### Task brief
For every line in the records that has the word "into", make a copy.

### Data provided
┌────────
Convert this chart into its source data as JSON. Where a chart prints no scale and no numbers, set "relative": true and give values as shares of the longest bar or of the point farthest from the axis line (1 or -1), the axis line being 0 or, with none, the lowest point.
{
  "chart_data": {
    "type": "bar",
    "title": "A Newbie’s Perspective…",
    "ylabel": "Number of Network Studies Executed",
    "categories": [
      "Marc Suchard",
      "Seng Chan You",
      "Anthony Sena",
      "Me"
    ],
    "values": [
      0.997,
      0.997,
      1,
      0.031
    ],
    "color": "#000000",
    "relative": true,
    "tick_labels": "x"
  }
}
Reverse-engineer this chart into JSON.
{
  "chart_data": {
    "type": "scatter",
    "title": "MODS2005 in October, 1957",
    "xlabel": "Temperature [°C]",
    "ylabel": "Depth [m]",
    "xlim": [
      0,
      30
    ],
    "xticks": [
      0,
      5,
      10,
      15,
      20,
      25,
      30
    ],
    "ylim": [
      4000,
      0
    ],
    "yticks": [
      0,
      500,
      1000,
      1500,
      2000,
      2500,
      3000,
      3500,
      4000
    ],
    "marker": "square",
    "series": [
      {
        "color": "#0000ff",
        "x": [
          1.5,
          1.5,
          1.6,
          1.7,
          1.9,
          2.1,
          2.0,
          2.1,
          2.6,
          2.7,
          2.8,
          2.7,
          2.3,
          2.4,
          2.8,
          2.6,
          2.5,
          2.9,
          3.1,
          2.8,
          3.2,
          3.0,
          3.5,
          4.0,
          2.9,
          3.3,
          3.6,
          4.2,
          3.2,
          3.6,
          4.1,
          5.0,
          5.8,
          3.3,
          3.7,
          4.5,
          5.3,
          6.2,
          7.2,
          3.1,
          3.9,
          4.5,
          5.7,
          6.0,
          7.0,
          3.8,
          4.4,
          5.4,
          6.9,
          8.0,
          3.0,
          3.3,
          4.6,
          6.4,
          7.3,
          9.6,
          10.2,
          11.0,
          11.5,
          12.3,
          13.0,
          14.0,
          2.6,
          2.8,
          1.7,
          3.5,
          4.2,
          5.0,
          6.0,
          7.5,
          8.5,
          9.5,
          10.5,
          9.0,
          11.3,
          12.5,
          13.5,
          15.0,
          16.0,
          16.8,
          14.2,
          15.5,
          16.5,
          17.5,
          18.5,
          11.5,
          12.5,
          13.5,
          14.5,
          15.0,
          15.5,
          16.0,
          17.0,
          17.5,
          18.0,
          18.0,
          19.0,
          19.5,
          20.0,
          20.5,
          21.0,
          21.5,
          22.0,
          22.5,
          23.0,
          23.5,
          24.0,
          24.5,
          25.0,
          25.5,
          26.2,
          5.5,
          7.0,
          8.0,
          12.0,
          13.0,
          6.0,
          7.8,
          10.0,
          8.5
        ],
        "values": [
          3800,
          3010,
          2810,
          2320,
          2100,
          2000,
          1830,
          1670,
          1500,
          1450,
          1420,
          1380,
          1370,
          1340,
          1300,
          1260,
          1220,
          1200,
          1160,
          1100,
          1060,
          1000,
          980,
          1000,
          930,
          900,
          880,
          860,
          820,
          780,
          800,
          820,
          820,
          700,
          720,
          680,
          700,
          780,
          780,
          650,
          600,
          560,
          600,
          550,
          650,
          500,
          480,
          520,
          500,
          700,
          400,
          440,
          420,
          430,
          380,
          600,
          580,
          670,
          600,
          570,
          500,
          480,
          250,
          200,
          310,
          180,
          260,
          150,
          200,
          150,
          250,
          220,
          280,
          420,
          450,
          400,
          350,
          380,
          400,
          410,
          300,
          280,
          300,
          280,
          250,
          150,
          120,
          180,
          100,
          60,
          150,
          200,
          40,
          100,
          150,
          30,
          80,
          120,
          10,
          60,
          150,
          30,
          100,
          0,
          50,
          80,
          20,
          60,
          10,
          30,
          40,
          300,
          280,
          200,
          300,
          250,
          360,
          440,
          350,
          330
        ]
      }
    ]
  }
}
└────────
### Exercise solution
Convert this chart into its source data as JSON. Where a chart prints no scale and no numbers, set "relative": true and give values as shares of the longest bar or of the point farthest from the axis line (1 or -1), the axis line being 0 or, with none, the lowest point.
Reverse-engineer this chart into JSON.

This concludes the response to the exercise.